▶ _YOUR OBJECTIVE_: Count the lines in the listing below that contain the word "bounding". Reply with the number only.

::::

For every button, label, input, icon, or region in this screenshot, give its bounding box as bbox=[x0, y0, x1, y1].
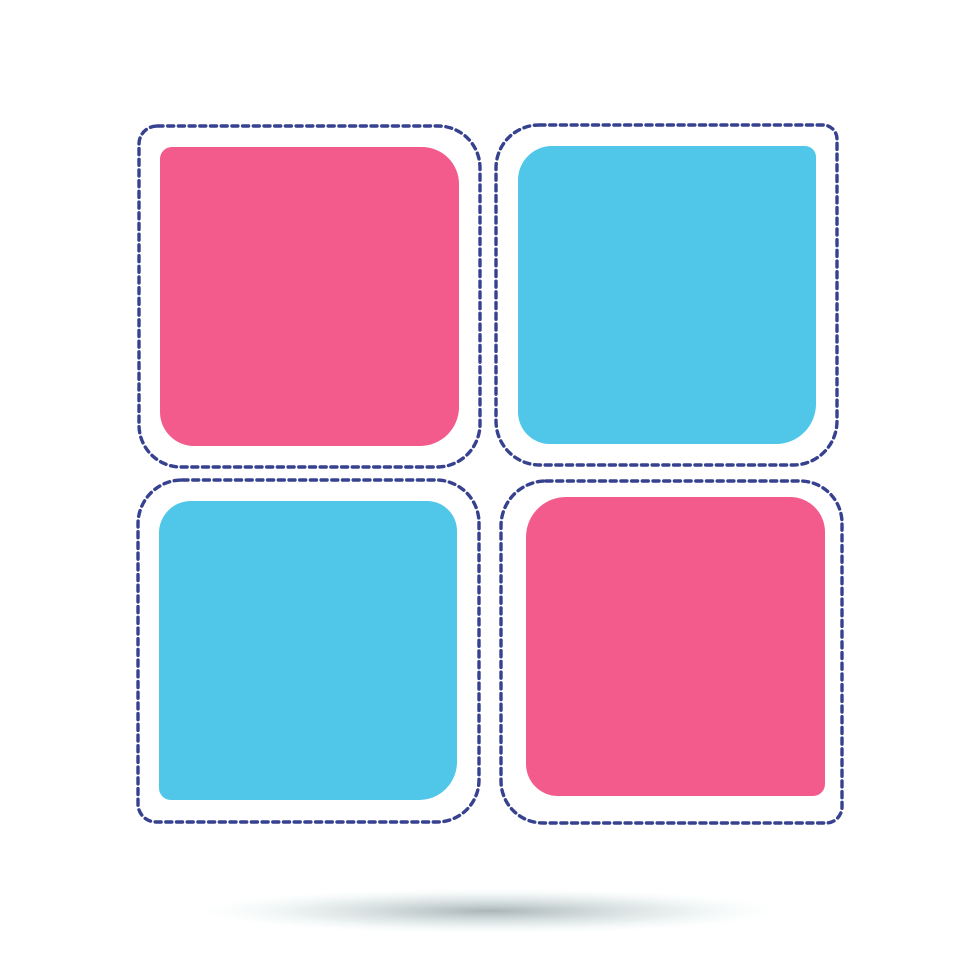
outline: top-right dashed border bbox=[496, 125, 837, 465]
panel: bottom-right pink tile bbox=[501, 481, 842, 823]
tile: bottom-left blue square bbox=[159, 501, 457, 800]
tile: bottom-right pink square bbox=[526, 497, 825, 796]
outline: bottom-left dashed border bbox=[138, 480, 479, 822]
panel: top-right blue tile bbox=[496, 125, 837, 465]
panel: bottom-left blue tile bbox=[138, 480, 479, 822]
outline: bottom-right dashed border bbox=[501, 481, 842, 823]
tile: top-right blue square bbox=[518, 146, 816, 444]
ground shadow bbox=[195, 888, 785, 934]
outline: top-left dashed border bbox=[139, 126, 480, 467]
tile: top-left pink square bbox=[160, 147, 459, 446]
panel: top-left pink tile bbox=[139, 126, 480, 467]
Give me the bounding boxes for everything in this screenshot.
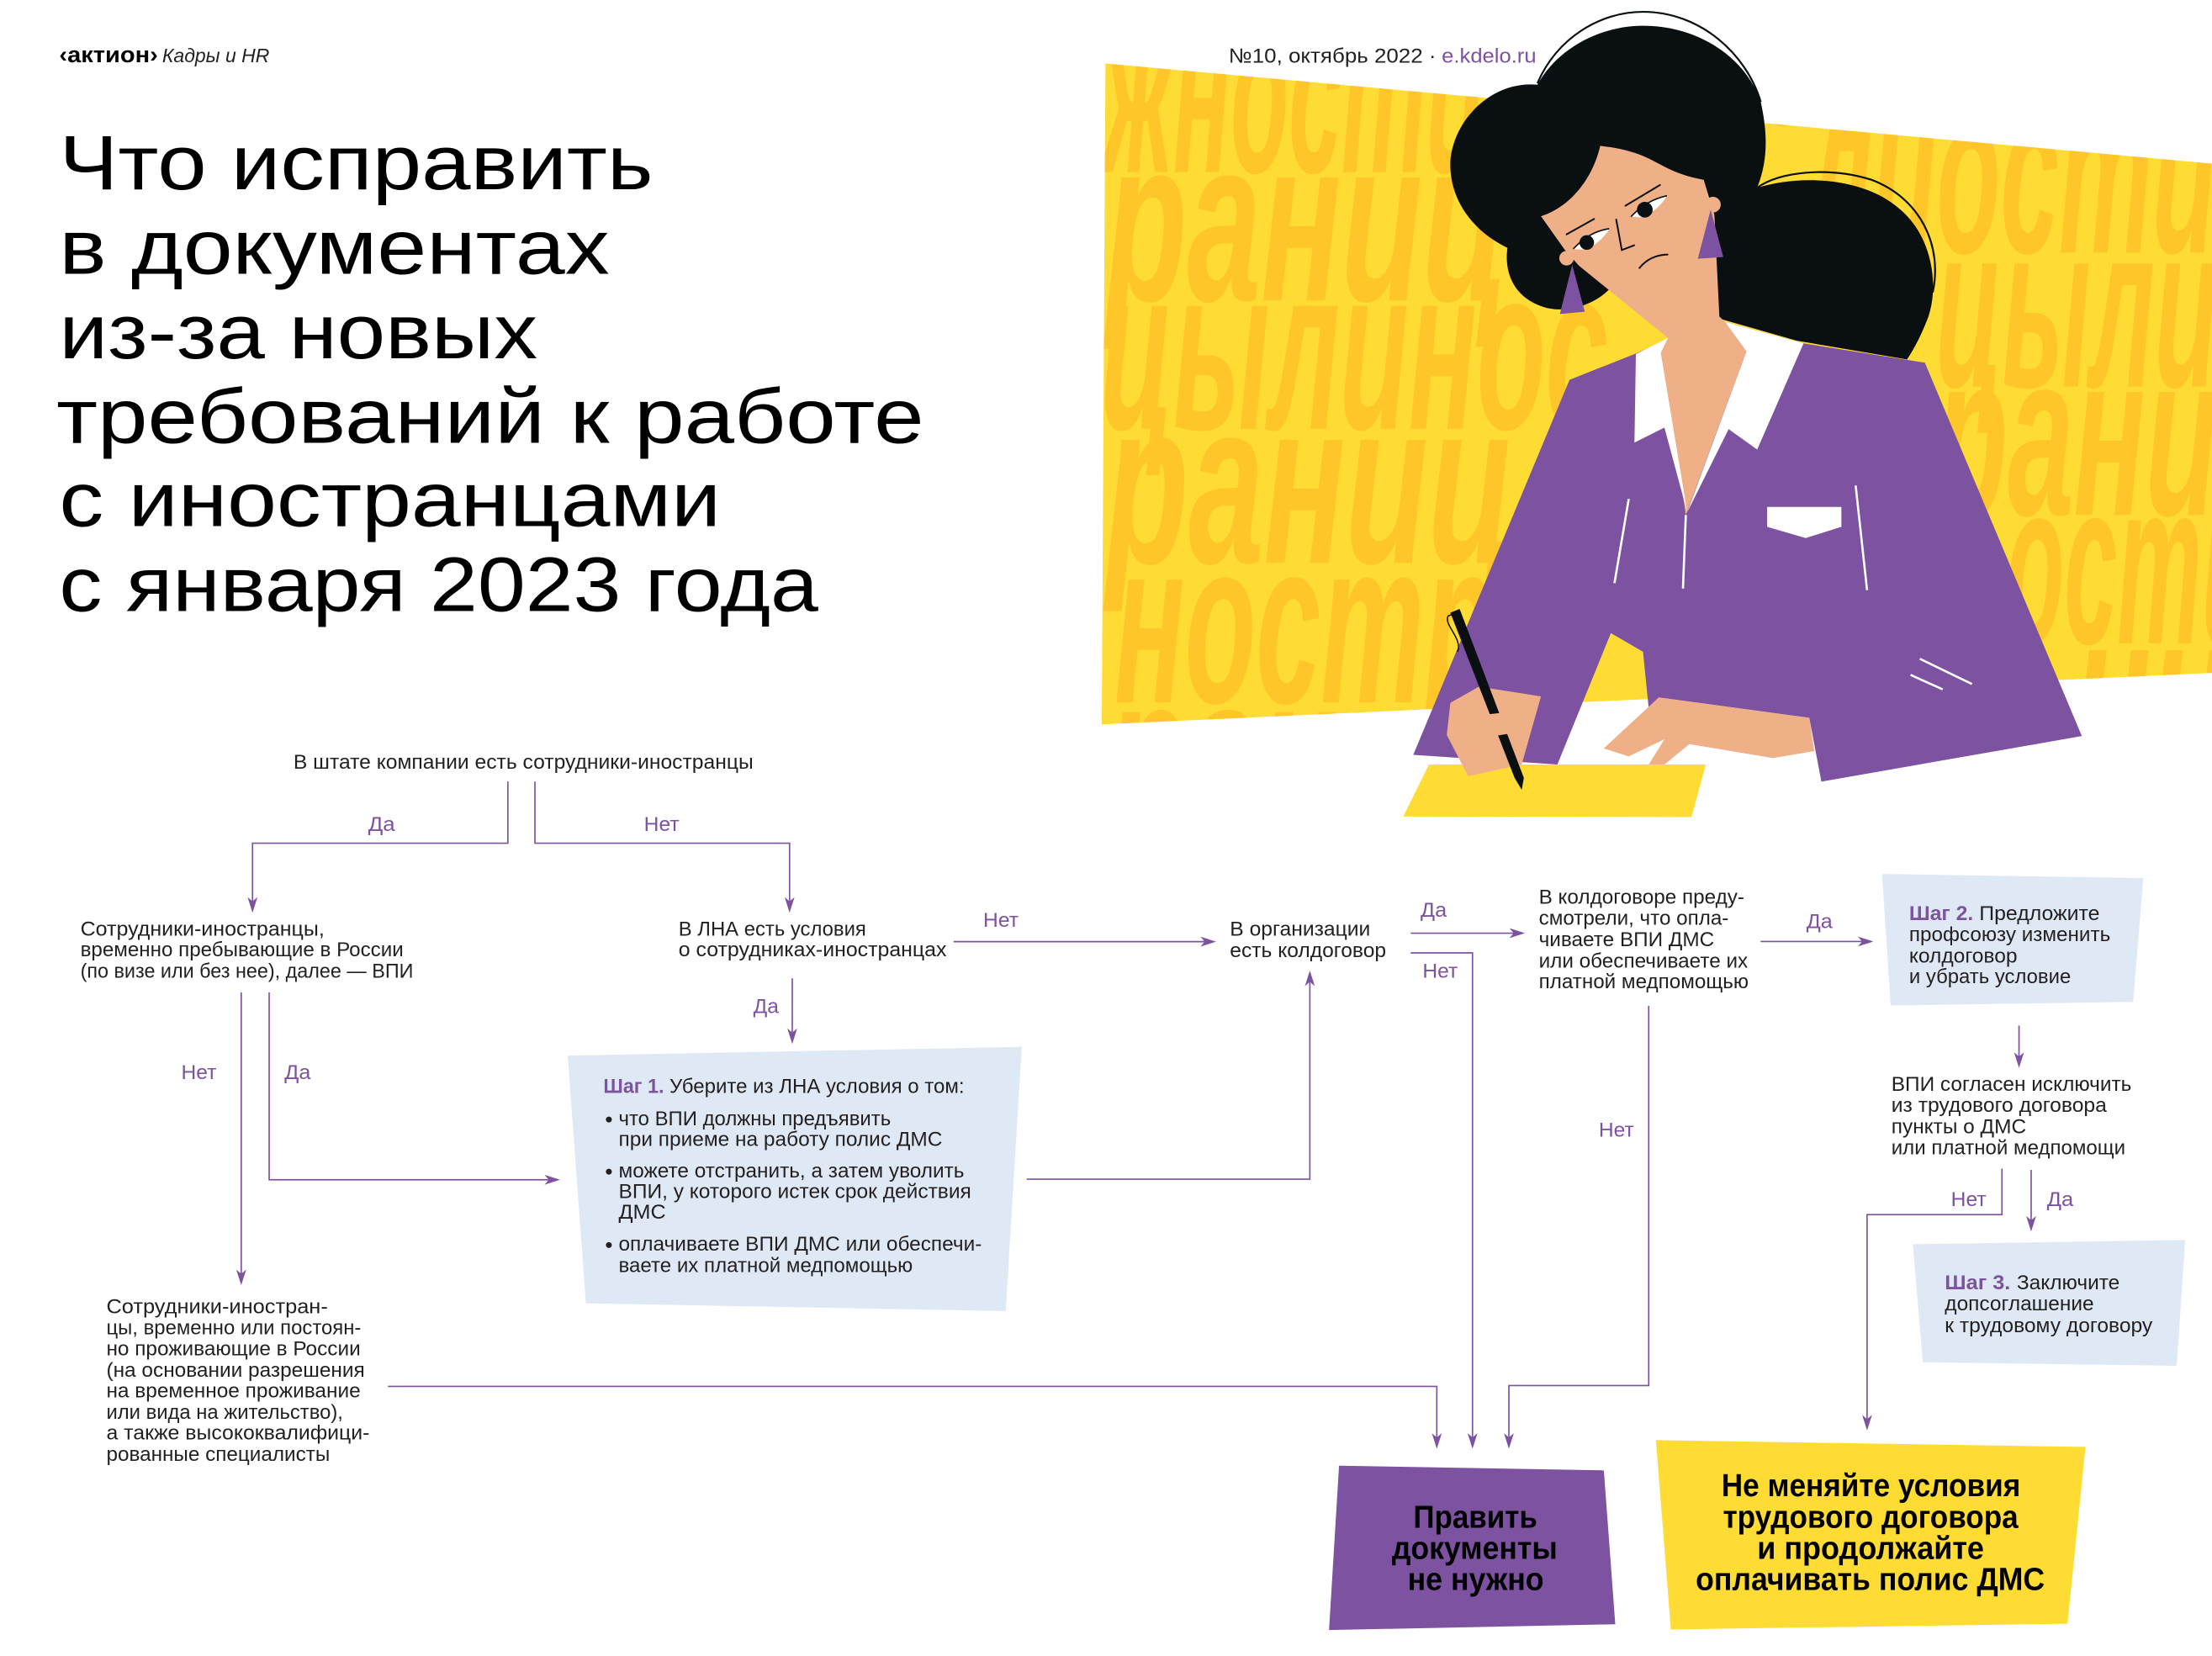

::::

▶ _THE OUTPUT_: 2